Work to be completed:
What number of lines hold the word "TUNNISTIMIEN"? State that number and nothing besides.

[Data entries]
________________________________________
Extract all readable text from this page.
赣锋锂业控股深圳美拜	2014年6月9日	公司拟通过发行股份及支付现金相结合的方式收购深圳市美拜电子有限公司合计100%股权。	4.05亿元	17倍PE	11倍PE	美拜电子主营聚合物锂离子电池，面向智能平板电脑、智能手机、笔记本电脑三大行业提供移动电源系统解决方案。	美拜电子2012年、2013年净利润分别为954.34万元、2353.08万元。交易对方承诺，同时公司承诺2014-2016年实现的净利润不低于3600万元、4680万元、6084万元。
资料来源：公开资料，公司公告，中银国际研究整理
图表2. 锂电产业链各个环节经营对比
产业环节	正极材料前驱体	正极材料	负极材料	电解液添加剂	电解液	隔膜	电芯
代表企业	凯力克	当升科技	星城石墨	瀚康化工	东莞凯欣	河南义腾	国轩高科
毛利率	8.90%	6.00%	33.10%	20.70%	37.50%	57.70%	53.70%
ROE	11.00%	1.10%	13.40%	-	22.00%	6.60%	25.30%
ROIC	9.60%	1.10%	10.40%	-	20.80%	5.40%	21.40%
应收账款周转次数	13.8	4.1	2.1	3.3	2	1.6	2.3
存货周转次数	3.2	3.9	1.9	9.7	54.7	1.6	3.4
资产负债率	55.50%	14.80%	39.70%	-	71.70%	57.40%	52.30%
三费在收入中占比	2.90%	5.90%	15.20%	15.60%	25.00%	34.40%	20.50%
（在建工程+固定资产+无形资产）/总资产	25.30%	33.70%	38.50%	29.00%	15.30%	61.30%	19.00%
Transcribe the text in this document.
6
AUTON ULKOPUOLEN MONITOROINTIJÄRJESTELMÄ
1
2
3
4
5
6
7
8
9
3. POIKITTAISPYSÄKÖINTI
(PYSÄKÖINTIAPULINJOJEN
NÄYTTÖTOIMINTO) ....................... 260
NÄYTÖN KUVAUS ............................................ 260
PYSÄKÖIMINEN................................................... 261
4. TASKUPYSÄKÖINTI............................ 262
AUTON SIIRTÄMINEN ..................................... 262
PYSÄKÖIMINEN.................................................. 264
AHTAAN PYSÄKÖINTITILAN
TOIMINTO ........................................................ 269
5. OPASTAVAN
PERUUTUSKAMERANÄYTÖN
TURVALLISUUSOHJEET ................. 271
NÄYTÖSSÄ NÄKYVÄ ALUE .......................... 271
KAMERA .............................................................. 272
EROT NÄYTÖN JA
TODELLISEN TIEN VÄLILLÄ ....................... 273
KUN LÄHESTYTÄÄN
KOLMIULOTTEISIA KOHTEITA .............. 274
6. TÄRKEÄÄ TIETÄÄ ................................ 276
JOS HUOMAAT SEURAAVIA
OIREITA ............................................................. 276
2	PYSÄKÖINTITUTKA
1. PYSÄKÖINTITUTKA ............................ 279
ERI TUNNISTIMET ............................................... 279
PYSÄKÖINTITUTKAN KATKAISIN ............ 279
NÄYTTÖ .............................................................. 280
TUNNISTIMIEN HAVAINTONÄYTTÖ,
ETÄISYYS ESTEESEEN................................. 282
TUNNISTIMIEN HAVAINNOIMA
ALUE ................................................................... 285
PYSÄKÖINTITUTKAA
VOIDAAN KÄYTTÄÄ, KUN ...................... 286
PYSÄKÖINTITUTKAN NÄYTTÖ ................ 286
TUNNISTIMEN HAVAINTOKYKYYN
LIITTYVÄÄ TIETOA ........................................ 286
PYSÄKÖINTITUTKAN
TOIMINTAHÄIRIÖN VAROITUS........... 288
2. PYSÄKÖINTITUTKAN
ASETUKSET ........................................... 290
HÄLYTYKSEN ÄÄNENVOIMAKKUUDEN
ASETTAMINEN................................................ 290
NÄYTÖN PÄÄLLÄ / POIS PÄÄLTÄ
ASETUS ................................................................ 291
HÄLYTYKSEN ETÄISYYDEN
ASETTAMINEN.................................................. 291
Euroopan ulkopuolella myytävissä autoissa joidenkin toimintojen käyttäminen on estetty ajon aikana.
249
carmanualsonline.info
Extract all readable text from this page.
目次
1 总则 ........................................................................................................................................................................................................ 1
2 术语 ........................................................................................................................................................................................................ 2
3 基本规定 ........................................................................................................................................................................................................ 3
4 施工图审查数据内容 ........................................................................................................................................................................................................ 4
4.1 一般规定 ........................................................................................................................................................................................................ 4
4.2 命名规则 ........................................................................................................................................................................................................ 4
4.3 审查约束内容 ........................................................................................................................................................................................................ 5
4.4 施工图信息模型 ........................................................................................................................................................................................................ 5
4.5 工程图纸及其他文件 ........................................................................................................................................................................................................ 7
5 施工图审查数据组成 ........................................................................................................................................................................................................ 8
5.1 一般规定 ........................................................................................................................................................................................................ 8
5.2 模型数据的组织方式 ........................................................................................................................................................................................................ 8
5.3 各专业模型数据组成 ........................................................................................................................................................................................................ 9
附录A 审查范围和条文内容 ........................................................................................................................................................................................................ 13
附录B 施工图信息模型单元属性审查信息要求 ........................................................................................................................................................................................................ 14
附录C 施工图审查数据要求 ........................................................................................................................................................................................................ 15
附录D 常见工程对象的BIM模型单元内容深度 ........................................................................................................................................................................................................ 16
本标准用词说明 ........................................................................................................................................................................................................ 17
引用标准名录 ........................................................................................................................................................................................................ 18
________________________________________
Right answer:
2